AIM OF THE TASK
Text only, exactly as given: reproduce the entries below without their pictures.

Excerpts from a transcription dataset
━━━━━━━━━━━━━━━━

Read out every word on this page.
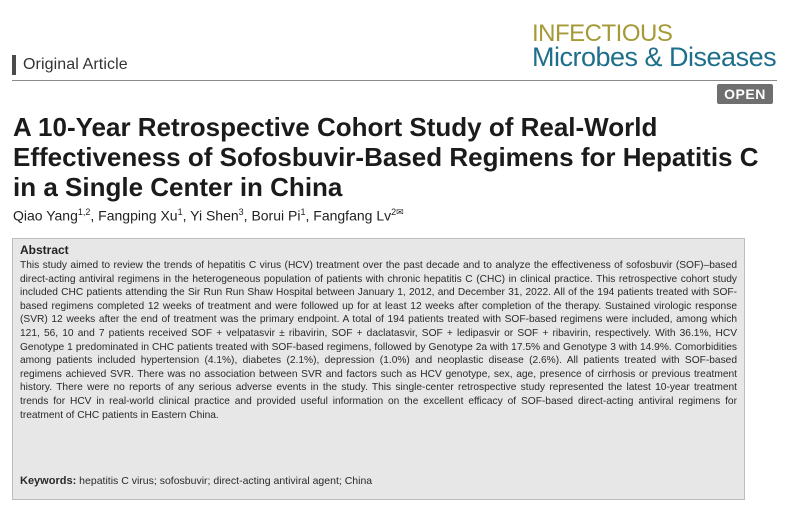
Original Article
INFECTIOUS
Microbes & Diseases
OPEN
A 10-Year Retrospective Cohort Study of Real-World Effectiveness of Sofosbuvir-Based Regimens for Hepatitis C in a Single Center in China
Qiao Yang$^{1,2}$, Fangping Xu$^1$, Yi Shen$^3$, Borui Pi$^1$, Fangfang $Lv^{2✉}$
Abstract

This study aimed to review the trends of hepatitis C virus (HCV) treatment over the past decade and to analyze the effectiveness of sofosbuvir (SOF)–based direct-acting antiviral regimens in the heterogeneous population of patients with chronic hepatitis C (CHC) in clinical practice. This retrospective cohort study included CHC patients attending the Sir Run Run Shaw Hospital between January 1, 2012, and December 31, 2022. All of the 194 patients treated with SOF-based regimens completed 12 weeks of treatment and were followed up for at least 12 weeks after completion of the therapy. Sustained virologic response (SVR) 12 weeks after the end of treatment was the primary endpoint. A total of 194 patients treated with SOF-based regimens were included, among which 121, 56, 10 and 7 patients received SOF + velpatasvir ± ribavirin, SOF + daclatasvir, SOF + ledipasvir or SOF + ribavirin, respectively. With 36.1%, HCV Genotype 1 predominated in CHC patients treated with SOF-based regimens, followed by Genotype 2a with 17.5% and Genotype 3 with 14.9%. Comorbidities among patients included hypertension (4.1%), diabetes (2.1%), depression (1.0%) and neoplastic disease (2.6%). All patients treated with SOF-based regimens achieved SVR. There was no association between SVR and factors such as HCV genotype, sex, age, presence of cirrhosis or previous treatment history. There were no reports of any serious adverse events in the study. This single-center retrospective study represented the latest 10-year treatment trends for HCV in real-world clinical practice and provided useful information on the excellent efficacy of SOF-based direct-acting antiviral regimens for treatment of CHC patients in Eastern China.

Keywords: hepatitis C virus; sofosbuvir; direct-acting antiviral agent; China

━━━━━━━━━━━━━━━━

TASK OUTPUT
Read out every word on this page.
Original Article
INFECTIOUS
Microbes & Diseases
OPEN
A 10-Year Retrospective Cohort Study of Real-World Effectiveness of Sofosbuvir-Based Regimens for Hepatitis C in a Single Center in China
Qiao Yang$^{1,2}$, Fangping Xu$^1$, Yi Shen$^3$, Borui Pi$^1$, Fangfang $Lv^{2✉}$
Abstract

This study aimed to review the trends of hepatitis C virus (HCV) treatment over the past decade and to analyze the effectiveness of sofosbuvir (SOF)–based direct-acting antiviral regimens in the heterogeneous population of patients with chronic hepatitis C (CHC) in clinical practice. This retrospective cohort study included CHC patients attending the Sir Run Run Shaw Hospital between January 1, 2012, and December 31, 2022. All of the 194 patients treated with SOF-based regimens completed 12 weeks of treatment and were followed up for at least 12 weeks after completion of the therapy. Sustained virologic response (SVR) 12 weeks after the end of treatment was the primary endpoint. A total of 194 patients treated with SOF-based regimens were included, among which 121, 56, 10 and 7 patients received SOF + velpatasvir ± ribavirin, SOF + daclatasvir, SOF + ledipasvir or SOF + ribavirin, respectively. With 36.1%, HCV Genotype 1 predominated in CHC patients treated with SOF-based regimens, followed by Genotype 2a with 17.5% and Genotype 3 with 14.9%. Comorbidities among patients included hypertension (4.1%), diabetes (2.1%), depression (1.0%) and neoplastic disease (2.6%). All patients treated with SOF-based regimens achieved SVR. There was no association between SVR and factors such as HCV genotype, sex, age, presence of cirrhosis or previous treatment history. There were no reports of any serious adverse events in the study. This single-center retrospective study represented the latest 10-year treatment trends for HCV in real-world clinical practice and provided useful information on the excellent efficacy of SOF-based direct-acting antiviral regimens for treatment of CHC patients in Eastern China.

Keywords: hepatitis C virus; sofosbuvir; direct-acting antiviral agent; China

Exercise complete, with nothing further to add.